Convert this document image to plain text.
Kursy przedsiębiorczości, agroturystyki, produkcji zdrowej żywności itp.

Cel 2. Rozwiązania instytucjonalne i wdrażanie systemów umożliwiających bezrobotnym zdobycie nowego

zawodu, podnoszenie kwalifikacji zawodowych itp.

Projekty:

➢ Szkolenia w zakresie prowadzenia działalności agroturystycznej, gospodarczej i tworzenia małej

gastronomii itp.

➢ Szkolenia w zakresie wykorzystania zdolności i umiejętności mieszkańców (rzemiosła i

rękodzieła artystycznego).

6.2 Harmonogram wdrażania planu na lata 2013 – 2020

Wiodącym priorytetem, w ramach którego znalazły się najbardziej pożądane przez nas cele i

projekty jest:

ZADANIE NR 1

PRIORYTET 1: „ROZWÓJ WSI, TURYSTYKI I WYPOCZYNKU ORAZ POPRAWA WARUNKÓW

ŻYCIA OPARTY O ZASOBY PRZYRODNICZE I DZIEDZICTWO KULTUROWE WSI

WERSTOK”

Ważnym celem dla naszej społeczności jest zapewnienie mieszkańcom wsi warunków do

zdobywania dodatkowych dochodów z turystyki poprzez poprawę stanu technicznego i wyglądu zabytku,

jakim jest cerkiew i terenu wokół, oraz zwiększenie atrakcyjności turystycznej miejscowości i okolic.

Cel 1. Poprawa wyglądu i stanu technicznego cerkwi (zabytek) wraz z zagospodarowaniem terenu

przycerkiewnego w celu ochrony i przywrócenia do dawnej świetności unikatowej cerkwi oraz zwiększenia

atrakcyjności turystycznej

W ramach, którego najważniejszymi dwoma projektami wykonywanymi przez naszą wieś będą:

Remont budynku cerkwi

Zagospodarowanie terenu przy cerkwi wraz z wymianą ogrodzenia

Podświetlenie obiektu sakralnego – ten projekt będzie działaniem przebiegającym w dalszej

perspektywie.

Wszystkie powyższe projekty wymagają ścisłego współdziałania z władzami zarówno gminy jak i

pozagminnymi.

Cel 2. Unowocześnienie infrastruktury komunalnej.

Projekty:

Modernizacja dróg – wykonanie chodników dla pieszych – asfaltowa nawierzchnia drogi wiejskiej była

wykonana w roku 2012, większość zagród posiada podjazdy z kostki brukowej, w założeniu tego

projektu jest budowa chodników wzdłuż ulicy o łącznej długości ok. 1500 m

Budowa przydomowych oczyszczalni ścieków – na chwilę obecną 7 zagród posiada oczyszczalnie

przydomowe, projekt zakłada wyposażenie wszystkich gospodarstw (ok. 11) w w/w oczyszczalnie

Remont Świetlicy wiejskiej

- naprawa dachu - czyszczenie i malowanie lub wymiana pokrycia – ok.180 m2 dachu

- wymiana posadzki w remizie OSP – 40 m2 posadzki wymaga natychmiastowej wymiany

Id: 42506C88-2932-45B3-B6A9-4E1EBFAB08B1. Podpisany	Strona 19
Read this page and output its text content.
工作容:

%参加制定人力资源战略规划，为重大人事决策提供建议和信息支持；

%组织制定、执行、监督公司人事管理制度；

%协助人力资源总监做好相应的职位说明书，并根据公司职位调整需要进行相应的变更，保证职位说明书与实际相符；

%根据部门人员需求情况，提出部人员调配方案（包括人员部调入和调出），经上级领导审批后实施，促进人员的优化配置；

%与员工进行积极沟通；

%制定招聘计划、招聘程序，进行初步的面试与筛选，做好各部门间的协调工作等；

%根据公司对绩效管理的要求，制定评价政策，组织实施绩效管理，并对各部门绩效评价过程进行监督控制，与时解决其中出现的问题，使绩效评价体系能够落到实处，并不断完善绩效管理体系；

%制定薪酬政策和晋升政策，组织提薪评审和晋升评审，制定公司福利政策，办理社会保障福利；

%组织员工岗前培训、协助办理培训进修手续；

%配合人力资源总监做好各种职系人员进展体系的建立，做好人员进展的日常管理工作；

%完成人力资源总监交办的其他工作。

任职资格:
--------------------
PROBLEM DETAILS: Pull out all lines in the data above that include "stanu".

FULL ANSWER:
zdobywania dodatkowych dochodów z turystyki poprzez poprawę stanu technicznego i wyglądu zabytku,
Cel 1. Poprawa wyglądu i stanu technicznego cerkwi (zabytek) wraz z zagospodarowaniem terenu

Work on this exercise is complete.